(Items from a figure collection)
+++++

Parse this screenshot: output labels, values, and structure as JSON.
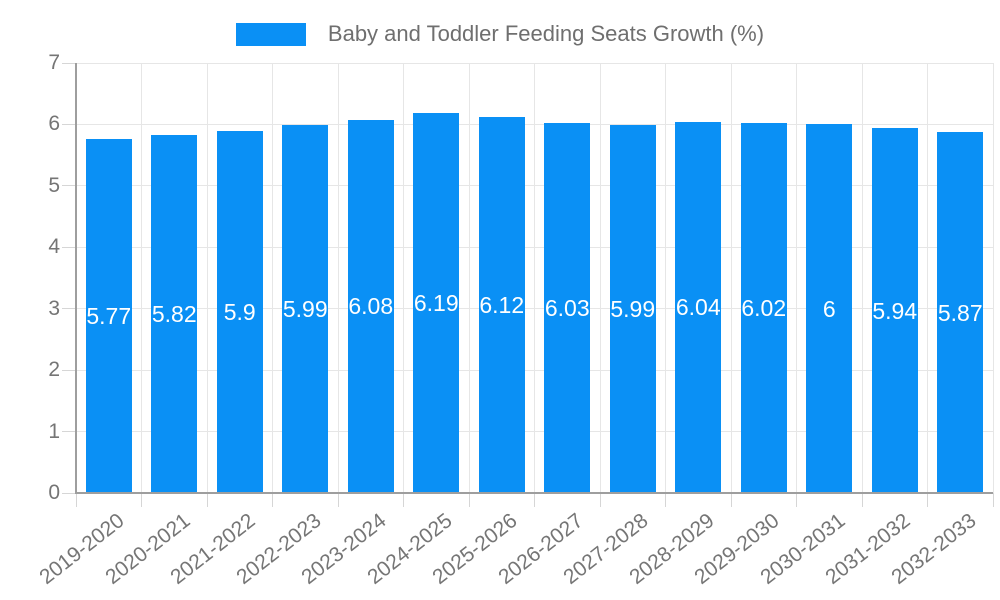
{
  "chart_data": {
    "type": "bar",
    "title": "Baby and Toddler Feeding Seats Growth (%)",
    "categories": [
      "2019-2020",
      "2020-2021",
      "2021-2022",
      "2022-2023",
      "2023-2024",
      "2024-2025",
      "2025-2026",
      "2026-2027",
      "2027-2028",
      "2028-2029",
      "2029-2030",
      "2030-2031",
      "2031-2032",
      "2032-2033"
    ],
    "values": [
      5.77,
      5.82,
      5.9,
      5.99,
      6.08,
      6.19,
      6.12,
      6.03,
      5.99,
      6.04,
      6.02,
      6,
      5.94,
      5.87
    ],
    "value_labels": [
      "5.77",
      "5.82",
      "5.9",
      "5.99",
      "6.08",
      "6.19",
      "6.12",
      "6.03",
      "5.99",
      "6.04",
      "6.02",
      "6",
      "5.94",
      "5.87"
    ],
    "xlabel": "",
    "ylabel": "",
    "ylim": [
      0,
      7
    ],
    "yticks": [
      0,
      1,
      2,
      3,
      4,
      5,
      6,
      7
    ],
    "grid": true,
    "legend_position": "top",
    "colors": {
      "bar": "#0a90f5",
      "bar_label": "#ffffff",
      "grid": "#e6e6e6",
      "axis": "#9e9e9e",
      "tick": "#d6d6d6",
      "axis_label": "#757575",
      "title": "#6f6f6f",
      "background": "#ffffff"
    }
  }
}
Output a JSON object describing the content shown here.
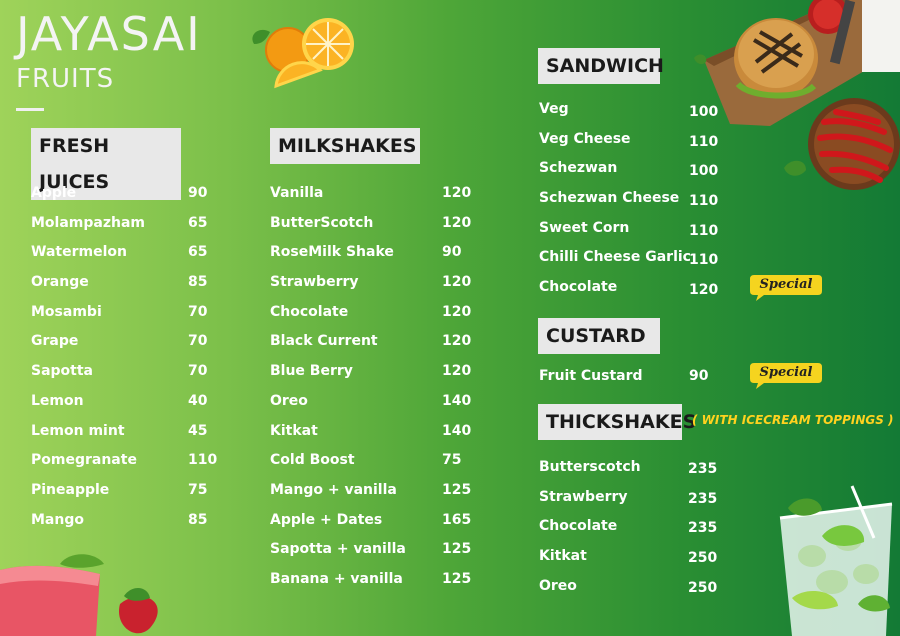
{
  "brand": {
    "name": "JAYASAI",
    "subtitle": "FRUITS"
  },
  "fresh_juices": {
    "title": "FRESH JUICES",
    "items": [
      {
        "name": "Apple",
        "price": "90"
      },
      {
        "name": "Molampazham",
        "price": "65"
      },
      {
        "name": "Watermelon",
        "price": "65"
      },
      {
        "name": "Orange",
        "price": "85"
      },
      {
        "name": "Mosambi",
        "price": "70"
      },
      {
        "name": "Grape",
        "price": "70"
      },
      {
        "name": "Sapotta",
        "price": "70"
      },
      {
        "name": "Lemon",
        "price": "40"
      },
      {
        "name": "Lemon mint",
        "price": "45"
      },
      {
        "name": "Pomegranate",
        "price": "110"
      },
      {
        "name": "Pineapple",
        "price": "75"
      },
      {
        "name": "Mango",
        "price": "85"
      }
    ]
  },
  "milkshakes": {
    "title": "MILKSHAKES",
    "items": [
      {
        "name": "Vanilla",
        "price": "120"
      },
      {
        "name": "ButterScotch",
        "price": "120"
      },
      {
        "name": "RoseMilk Shake",
        "price": "90"
      },
      {
        "name": "Strawberry",
        "price": "120"
      },
      {
        "name": "Chocolate",
        "price": "120"
      },
      {
        "name": "Black Current",
        "price": "120"
      },
      {
        "name": "Blue Berry",
        "price": "120"
      },
      {
        "name": "Oreo",
        "price": "140"
      },
      {
        "name": "Kitkat",
        "price": "140"
      },
      {
        "name": "Cold Boost",
        "price": "75"
      },
      {
        "name": "Mango + vanilla",
        "price": "125"
      },
      {
        "name": "Apple + Dates",
        "price": "165"
      },
      {
        "name": "Sapotta + vanilla",
        "price": "125"
      },
      {
        "name": "Banana + vanilla",
        "price": "125"
      }
    ]
  },
  "sandwich": {
    "title": "SANDWICH",
    "items": [
      {
        "name": "Veg",
        "price": "100"
      },
      {
        "name": "Veg Cheese",
        "price": "110"
      },
      {
        "name": "Schezwan",
        "price": "100"
      },
      {
        "name": "Schezwan Cheese",
        "price": "110"
      },
      {
        "name": "Sweet Corn",
        "price": "110"
      },
      {
        "name": "Chilli Cheese Garlic",
        "price": "110"
      },
      {
        "name": "Chocolate",
        "price": "120"
      }
    ]
  },
  "custard": {
    "title": "CUSTARD",
    "items": [
      {
        "name": "Fruit Custard",
        "price": "90"
      }
    ]
  },
  "thickshakes": {
    "title": "THICKSHAKES",
    "note": "( WITH ICECREAM TOPPINGS )",
    "items": [
      {
        "name": "Butterscotch",
        "price": "235"
      },
      {
        "name": "Strawberry",
        "price": "235"
      },
      {
        "name": "Chocolate",
        "price": "235"
      },
      {
        "name": "Kitkat",
        "price": "250"
      },
      {
        "name": "Oreo",
        "price": "250"
      }
    ]
  },
  "badges": {
    "special": "Special"
  },
  "colors": {
    "badge_yellow": "#f5d41f",
    "title_box": "#e8e8e8",
    "text": "#ffffff",
    "note": "#ffd21f"
  },
  "images": [
    "orange-slices",
    "burger-board",
    "red-chillies",
    "strawberry-juice",
    "lime-mojito"
  ]
}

+++++

| PROBLEM DETAILS |
Print out the material word for word, omitting the pictures.

| COMPLETE OUTPUT |
Parse this screenshot: output labels, values, and structure as JSON.
{
  "chart_data": {
    "type": "bar",
    "title": "Baby and Toddler Feeding Seats Growth (%)",
    "categories": [
      "2019-2020",
      "2020-2021",
      "2021-2022",
      "2022-2023",
      "2023-2024",
      "2024-2025",
      "2025-2026",
      "2026-2027",
      "2027-2028",
      "2028-2029",
      "2029-2030",
      "2030-2031",
      "2031-2032",
      "2032-2033"
    ],
    "values": [
      5.77,
      5.82,
      5.9,
      5.99,
      6.08,
      6.19,
      6.12,
      6.03,
      5.99,
      6.04,
      6.02,
      6,
      5.94,
      5.87
    ],
    "value_labels": [
      "5.77",
      "5.82",
      "5.9",
      "5.99",
      "6.08",
      "6.19",
      "6.12",
      "6.03",
      "5.99",
      "6.04",
      "6.02",
      "6",
      "5.94",
      "5.87"
    ],
    "xlabel": "",
    "ylabel": "",
    "ylim": [
      0,
      7
    ],
    "yticks": [
      0,
      1,
      2,
      3,
      4,
      5,
      6,
      7
    ],
    "grid": true,
    "legend_position": "top",
    "colors": {
      "bar": "#0a90f5",
      "bar_label": "#ffffff",
      "grid": "#e6e6e6",
      "axis": "#9e9e9e",
      "tick": "#d6d6d6",
      "axis_label": "#757575",
      "title": "#6f6f6f",
      "background": "#ffffff"
    }
  }
}
Output a JSON object describing the content shown here.
{
  "brand": {
    "name": "JAYASAI",
    "subtitle": "FRUITS"
  },
  "fresh_juices": {
    "title": "FRESH JUICES",
    "items": [
      {
        "name": "Apple",
        "price": "90"
      },
      {
        "name": "Molampazham",
        "price": "65"
      },
      {
        "name": "Watermelon",
        "price": "65"
      },
      {
        "name": "Orange",
        "price": "85"
      },
      {
        "name": "Mosambi",
        "price": "70"
      },
      {
        "name": "Grape",
        "price": "70"
      },
      {
        "name": "Sapotta",
        "price": "70"
      },
      {
        "name": "Lemon",
        "price": "40"
      },
      {
        "name": "Lemon mint",
        "price": "45"
      },
      {
        "name": "Pomegranate",
        "price": "110"
      },
      {
        "name": "Pineapple",
        "price": "75"
      },
      {
        "name": "Mango",
        "price": "85"
      }
    ]
  },
  "milkshakes": {
    "title": "MILKSHAKES",
    "items": [
      {
        "name": "Vanilla",
        "price": "120"
      },
      {
        "name": "ButterScotch",
        "price": "120"
      },
      {
        "name": "RoseMilk Shake",
        "price": "90"
      },
      {
        "name": "Strawberry",
        "price": "120"
      },
      {
        "name": "Chocolate",
        "price": "120"
      },
      {
        "name": "Black Current",
        "price": "120"
      },
      {
        "name": "Blue Berry",
        "price": "120"
      },
      {
        "name": "Oreo",
        "price": "140"
      },
      {
        "name": "Kitkat",
        "price": "140"
      },
      {
        "name": "Cold Boost",
        "price": "75"
      },
      {
        "name": "Mango + vanilla",
        "price": "125"
      },
      {
        "name": "Apple + Dates",
        "price": "165"
      },
      {
        "name": "Sapotta + vanilla",
        "price": "125"
      },
      {
        "name": "Banana + vanilla",
        "price": "125"
      }
    ]
  },
  "sandwich": {
    "title": "SANDWICH",
    "items": [
      {
        "name": "Veg",
        "price": "100"
      },
      {
        "name": "Veg Cheese",
        "price": "110"
      },
      {
        "name": "Schezwan",
        "price": "100"
      },
      {
        "name": "Schezwan Cheese",
        "price": "110"
      },
      {
        "name": "Sweet Corn",
        "price": "110"
      },
      {
        "name": "Chilli Cheese Garlic",
        "price": "110"
      },
      {
        "name": "Chocolate",
        "price": "120"
      }
    ]
  },
  "custard": {
    "title": "CUSTARD",
    "items": [
      {
        "name": "Fruit Custard",
        "price": "90"
      }
    ]
  },
  "thickshakes": {
    "title": "THICKSHAKES",
    "note": "( WITH ICECREAM TOPPINGS )",
    "items": [
      {
        "name": "Butterscotch",
        "price": "235"
      },
      {
        "name": "Strawberry",
        "price": "235"
      },
      {
        "name": "Chocolate",
        "price": "235"
      },
      {
        "name": "Kitkat",
        "price": "250"
      },
      {
        "name": "Oreo",
        "price": "250"
      }
    ]
  },
  "badges": {
    "special": "Special"
  },
  "colors": {
    "badge_yellow": "#f5d41f",
    "title_box": "#e8e8e8",
    "text": "#ffffff",
    "note": "#ffd21f"
  },
  "images": [
    "orange-slices",
    "burger-board",
    "red-chillies",
    "strawberry-juice",
    "lime-mojito"
  ]
}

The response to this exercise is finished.